- [OBJECTIVE]
Count every line that holds the string "Dining", then give that number alone.

- [DATA TO PROCESS]
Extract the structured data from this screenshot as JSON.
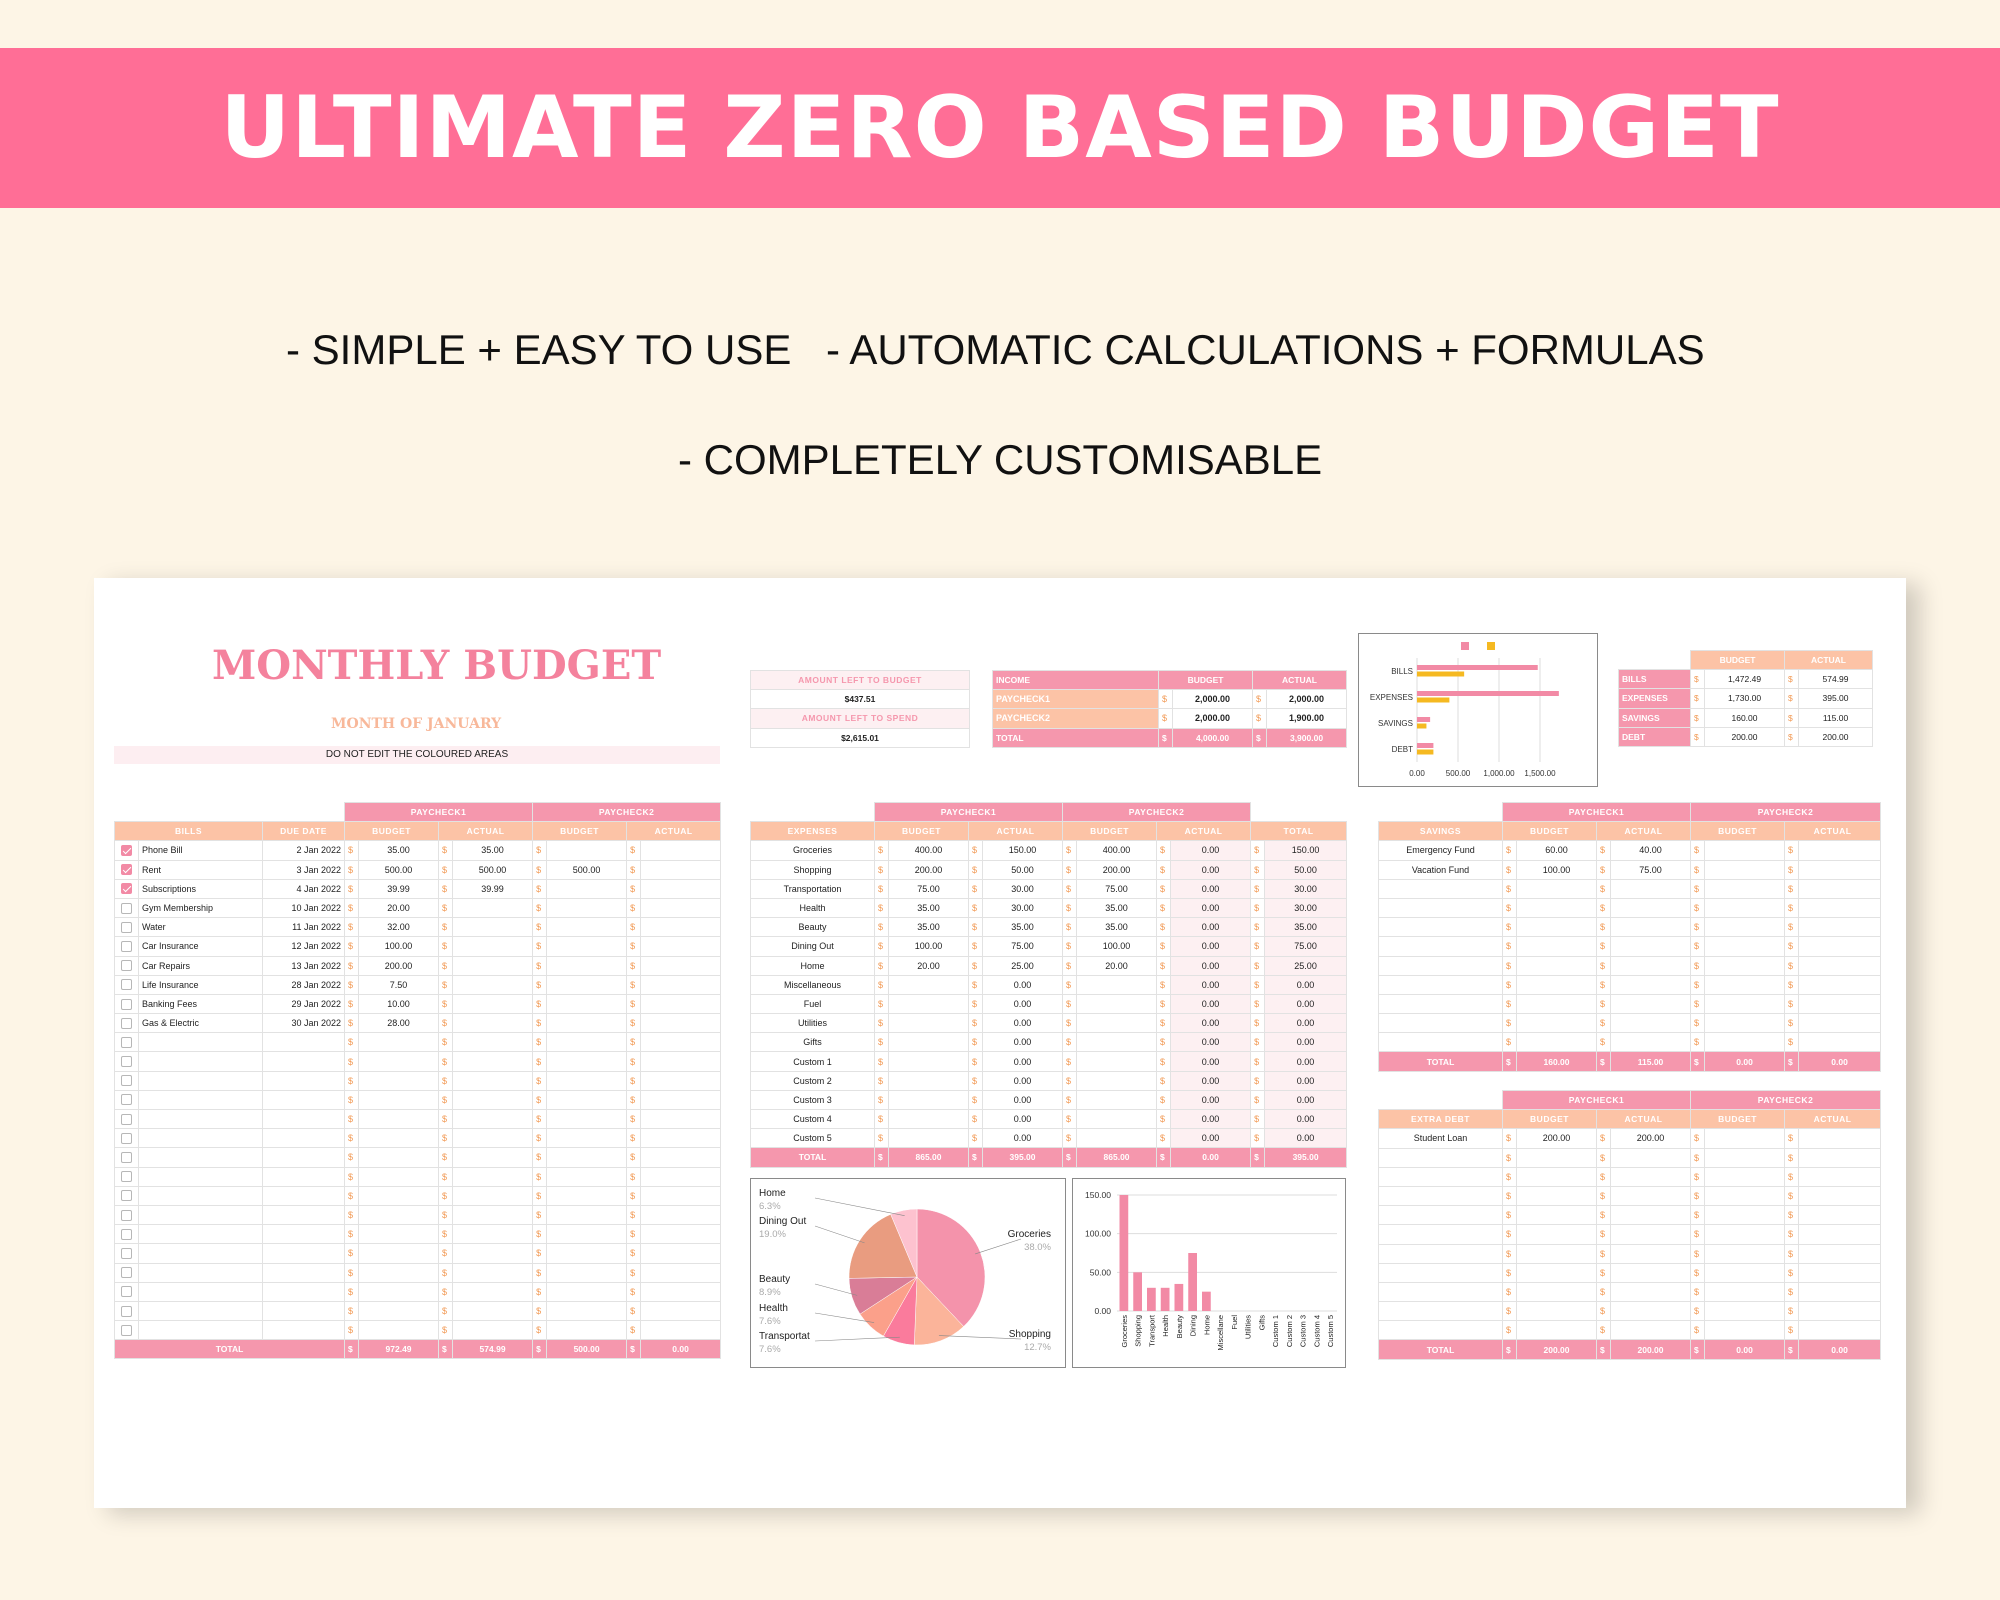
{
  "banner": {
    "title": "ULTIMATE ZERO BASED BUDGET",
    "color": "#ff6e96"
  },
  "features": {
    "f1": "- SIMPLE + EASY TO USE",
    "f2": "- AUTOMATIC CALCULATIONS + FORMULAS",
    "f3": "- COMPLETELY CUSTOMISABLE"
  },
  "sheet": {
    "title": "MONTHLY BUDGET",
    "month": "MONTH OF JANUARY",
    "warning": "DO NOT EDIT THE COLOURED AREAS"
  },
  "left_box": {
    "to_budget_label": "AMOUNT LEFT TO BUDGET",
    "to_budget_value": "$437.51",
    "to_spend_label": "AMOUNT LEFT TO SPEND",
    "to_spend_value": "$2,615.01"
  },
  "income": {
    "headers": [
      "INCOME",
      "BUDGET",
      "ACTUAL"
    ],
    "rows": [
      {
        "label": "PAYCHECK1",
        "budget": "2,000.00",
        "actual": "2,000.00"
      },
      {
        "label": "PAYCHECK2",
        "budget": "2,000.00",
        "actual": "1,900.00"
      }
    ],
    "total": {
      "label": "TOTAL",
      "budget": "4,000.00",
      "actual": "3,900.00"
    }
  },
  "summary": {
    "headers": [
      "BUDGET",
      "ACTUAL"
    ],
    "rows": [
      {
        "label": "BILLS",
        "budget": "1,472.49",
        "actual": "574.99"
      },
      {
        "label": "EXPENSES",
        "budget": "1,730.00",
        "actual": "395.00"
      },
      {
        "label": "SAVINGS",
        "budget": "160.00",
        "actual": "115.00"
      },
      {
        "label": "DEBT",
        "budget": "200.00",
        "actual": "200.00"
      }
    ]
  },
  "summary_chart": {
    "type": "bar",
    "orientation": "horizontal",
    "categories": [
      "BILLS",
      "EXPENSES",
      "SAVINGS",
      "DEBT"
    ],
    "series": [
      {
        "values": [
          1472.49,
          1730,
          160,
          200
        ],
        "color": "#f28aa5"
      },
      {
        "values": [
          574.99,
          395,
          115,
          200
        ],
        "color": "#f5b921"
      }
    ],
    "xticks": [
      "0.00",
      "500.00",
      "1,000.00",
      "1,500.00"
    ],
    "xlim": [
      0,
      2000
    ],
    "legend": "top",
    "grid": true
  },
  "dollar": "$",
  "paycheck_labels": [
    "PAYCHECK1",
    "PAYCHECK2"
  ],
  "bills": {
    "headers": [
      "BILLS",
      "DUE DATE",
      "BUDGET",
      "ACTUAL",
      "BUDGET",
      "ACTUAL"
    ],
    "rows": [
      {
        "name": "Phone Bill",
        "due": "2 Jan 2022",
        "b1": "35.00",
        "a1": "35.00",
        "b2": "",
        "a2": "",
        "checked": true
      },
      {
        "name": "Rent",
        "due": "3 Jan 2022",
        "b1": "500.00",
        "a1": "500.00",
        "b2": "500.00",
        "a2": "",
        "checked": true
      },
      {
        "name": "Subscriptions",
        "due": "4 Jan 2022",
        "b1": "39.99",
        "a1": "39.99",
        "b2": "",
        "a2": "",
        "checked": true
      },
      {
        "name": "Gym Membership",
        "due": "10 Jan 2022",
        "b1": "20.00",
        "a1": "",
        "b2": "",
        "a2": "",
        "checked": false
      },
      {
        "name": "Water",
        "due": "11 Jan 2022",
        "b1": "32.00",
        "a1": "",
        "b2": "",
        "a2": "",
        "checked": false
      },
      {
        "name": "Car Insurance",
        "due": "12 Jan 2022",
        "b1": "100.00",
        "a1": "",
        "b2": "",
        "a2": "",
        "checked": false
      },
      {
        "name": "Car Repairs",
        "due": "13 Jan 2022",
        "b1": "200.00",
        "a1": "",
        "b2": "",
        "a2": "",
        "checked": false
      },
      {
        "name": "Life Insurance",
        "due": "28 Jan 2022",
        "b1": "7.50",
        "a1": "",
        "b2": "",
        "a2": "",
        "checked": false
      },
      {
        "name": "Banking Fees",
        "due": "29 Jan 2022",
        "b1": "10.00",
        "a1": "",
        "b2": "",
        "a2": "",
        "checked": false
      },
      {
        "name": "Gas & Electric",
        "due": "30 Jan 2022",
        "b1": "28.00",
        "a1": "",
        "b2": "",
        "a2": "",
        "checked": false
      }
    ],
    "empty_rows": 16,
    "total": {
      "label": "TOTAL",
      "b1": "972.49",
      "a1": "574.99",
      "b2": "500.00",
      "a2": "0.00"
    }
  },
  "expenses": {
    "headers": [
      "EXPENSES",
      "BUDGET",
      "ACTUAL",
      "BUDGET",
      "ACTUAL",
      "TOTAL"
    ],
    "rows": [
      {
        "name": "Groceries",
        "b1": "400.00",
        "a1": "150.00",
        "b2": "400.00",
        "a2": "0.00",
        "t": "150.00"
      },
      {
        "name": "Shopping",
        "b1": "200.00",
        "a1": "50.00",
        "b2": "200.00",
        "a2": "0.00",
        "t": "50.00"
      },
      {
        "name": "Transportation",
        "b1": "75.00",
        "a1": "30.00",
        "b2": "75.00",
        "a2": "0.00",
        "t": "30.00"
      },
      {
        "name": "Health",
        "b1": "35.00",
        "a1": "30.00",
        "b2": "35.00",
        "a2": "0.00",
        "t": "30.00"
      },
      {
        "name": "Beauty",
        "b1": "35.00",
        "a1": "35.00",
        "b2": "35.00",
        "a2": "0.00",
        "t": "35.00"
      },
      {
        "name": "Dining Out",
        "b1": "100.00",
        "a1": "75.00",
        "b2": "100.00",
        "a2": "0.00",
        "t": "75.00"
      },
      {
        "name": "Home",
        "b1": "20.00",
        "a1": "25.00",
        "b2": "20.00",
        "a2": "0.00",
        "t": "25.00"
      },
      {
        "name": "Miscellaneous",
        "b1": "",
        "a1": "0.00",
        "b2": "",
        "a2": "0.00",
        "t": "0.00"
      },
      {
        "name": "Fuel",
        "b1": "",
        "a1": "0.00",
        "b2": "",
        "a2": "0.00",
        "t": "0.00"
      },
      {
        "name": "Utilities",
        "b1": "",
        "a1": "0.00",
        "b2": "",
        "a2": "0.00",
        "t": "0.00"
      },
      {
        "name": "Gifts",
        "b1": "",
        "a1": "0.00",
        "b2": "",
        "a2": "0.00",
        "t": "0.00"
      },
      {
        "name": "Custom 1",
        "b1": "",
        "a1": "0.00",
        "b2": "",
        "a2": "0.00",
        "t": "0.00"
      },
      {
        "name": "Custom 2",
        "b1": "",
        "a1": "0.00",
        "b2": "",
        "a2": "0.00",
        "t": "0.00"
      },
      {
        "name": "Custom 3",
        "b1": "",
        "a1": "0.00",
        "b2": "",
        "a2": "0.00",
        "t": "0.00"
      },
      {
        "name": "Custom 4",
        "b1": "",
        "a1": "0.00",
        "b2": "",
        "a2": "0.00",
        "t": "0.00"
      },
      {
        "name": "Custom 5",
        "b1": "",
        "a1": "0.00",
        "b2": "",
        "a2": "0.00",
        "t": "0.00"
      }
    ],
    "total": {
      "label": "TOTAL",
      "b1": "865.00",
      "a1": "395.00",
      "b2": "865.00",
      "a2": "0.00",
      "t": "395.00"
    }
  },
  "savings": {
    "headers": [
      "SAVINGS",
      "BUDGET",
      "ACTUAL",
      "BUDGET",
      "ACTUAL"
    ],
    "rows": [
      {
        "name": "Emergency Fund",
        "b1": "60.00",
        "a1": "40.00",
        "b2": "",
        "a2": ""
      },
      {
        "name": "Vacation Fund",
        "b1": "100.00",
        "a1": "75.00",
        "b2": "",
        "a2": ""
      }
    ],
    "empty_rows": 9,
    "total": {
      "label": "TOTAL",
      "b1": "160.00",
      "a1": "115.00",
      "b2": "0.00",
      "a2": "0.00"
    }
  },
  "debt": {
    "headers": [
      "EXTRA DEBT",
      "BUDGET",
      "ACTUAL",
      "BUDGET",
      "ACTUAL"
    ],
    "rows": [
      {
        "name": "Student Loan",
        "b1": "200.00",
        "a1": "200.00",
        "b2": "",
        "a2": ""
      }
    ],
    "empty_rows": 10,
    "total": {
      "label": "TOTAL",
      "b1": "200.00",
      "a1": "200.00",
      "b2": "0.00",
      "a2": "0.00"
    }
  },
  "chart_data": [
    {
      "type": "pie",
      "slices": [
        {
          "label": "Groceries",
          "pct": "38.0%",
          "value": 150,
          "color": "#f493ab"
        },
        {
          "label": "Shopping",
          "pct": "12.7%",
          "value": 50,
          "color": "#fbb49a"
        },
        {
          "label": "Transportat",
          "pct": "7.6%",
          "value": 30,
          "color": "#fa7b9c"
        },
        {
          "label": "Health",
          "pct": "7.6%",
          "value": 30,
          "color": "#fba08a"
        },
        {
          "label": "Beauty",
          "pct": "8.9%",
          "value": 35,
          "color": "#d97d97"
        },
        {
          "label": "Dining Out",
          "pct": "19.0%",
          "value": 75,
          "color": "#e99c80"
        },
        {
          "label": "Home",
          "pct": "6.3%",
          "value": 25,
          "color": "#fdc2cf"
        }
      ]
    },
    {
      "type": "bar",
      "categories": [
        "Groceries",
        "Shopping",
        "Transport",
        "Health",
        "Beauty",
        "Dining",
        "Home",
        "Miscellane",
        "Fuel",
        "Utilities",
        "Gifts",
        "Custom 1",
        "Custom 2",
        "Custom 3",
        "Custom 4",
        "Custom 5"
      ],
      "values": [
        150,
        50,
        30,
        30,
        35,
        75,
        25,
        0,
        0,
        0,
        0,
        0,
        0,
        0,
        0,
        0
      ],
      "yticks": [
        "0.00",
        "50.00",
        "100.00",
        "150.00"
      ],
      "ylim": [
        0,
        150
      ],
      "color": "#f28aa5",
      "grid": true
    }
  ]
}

- [THE SOLUTION]
3